Records from a collection of figures:
┄┄┄┄┄┄┄┄┄┄
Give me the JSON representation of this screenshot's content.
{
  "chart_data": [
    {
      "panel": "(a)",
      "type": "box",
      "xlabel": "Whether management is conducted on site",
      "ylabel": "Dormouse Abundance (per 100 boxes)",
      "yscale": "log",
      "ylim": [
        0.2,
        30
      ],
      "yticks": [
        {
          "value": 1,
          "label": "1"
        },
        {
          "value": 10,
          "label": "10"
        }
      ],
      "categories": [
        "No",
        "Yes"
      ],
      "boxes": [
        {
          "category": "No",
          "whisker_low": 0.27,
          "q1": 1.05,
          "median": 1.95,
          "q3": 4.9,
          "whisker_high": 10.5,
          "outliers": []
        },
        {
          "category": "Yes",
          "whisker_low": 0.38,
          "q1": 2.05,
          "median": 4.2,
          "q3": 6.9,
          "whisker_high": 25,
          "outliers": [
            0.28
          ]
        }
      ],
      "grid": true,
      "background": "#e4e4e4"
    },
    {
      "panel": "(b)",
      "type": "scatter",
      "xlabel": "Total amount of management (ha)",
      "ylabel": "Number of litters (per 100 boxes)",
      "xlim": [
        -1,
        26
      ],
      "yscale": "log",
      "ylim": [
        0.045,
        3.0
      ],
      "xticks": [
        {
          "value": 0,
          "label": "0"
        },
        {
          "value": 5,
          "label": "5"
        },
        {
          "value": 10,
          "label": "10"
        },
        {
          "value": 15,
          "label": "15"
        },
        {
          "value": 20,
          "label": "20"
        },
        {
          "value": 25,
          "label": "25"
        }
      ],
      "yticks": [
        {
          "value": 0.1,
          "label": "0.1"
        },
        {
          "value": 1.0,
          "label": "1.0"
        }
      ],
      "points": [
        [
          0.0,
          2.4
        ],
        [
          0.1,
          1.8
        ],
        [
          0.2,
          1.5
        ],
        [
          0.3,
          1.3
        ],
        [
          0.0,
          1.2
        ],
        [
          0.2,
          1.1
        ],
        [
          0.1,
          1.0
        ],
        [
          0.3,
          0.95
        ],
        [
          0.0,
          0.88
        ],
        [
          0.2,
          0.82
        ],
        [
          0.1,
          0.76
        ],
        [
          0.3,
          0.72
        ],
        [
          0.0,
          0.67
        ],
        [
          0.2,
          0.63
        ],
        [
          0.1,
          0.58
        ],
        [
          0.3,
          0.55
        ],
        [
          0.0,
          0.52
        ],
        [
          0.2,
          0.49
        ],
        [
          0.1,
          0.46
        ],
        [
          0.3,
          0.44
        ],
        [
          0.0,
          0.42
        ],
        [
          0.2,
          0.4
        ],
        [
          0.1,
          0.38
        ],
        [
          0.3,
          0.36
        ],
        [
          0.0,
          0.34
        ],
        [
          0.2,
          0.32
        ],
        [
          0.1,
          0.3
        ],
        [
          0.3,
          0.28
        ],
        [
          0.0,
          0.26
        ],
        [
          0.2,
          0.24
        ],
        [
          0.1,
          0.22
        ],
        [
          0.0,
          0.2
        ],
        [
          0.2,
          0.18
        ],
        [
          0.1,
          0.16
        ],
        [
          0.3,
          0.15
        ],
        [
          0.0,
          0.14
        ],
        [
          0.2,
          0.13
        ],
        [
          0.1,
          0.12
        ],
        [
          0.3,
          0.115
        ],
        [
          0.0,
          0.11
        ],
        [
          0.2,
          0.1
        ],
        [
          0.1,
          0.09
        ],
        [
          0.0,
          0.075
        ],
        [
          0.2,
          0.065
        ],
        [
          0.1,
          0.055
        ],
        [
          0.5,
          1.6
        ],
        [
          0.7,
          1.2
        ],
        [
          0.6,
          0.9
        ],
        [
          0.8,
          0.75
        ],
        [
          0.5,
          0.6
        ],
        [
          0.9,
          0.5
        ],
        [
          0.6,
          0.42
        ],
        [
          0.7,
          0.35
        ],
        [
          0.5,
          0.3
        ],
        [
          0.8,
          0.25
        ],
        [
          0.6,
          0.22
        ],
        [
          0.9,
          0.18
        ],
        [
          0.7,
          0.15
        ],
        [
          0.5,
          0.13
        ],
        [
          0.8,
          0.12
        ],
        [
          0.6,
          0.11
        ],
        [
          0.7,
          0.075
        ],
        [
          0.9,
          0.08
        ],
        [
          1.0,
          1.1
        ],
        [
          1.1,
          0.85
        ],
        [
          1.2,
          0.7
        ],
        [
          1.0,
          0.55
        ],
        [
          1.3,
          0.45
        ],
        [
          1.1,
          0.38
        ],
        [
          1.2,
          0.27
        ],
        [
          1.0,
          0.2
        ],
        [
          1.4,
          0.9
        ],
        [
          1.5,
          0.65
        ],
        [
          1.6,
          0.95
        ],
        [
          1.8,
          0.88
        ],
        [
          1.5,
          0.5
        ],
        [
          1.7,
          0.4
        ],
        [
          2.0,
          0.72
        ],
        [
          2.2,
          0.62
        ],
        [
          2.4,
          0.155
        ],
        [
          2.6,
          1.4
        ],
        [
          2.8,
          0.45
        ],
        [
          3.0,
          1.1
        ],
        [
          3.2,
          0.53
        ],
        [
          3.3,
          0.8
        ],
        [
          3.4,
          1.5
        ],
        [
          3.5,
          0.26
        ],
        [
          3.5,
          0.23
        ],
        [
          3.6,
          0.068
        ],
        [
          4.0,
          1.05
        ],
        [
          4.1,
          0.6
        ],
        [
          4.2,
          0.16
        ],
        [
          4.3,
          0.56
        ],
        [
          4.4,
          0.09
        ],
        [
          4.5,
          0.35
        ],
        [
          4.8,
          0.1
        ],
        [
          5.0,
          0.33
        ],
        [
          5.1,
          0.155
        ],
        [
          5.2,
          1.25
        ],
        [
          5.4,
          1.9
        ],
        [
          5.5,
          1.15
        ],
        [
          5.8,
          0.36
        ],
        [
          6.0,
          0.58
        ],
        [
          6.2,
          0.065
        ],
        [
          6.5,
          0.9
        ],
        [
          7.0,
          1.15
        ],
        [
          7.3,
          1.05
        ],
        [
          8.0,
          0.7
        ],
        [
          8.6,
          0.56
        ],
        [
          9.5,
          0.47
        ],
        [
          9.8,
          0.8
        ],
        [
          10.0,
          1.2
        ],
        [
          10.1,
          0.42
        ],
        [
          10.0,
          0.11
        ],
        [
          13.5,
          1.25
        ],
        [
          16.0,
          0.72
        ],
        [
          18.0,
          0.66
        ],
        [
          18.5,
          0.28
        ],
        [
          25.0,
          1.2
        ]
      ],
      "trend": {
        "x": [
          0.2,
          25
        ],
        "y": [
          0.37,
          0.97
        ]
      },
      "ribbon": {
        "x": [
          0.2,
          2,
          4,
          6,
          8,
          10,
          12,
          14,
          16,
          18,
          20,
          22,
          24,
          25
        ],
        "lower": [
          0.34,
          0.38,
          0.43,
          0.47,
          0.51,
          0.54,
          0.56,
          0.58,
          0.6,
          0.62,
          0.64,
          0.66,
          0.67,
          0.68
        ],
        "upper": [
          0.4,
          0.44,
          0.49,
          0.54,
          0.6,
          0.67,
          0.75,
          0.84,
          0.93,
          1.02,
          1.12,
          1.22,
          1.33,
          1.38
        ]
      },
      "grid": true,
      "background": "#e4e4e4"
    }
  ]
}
┄┄┄┄┄┄┄┄┄┄
REQUIREMENTS: Pick out every line holding the string "management" and return it.

REPLY TO THE TASK:
      "xlabel": "Whether management is conducted on site",
      "xlabel": "Total amount of management (ha)",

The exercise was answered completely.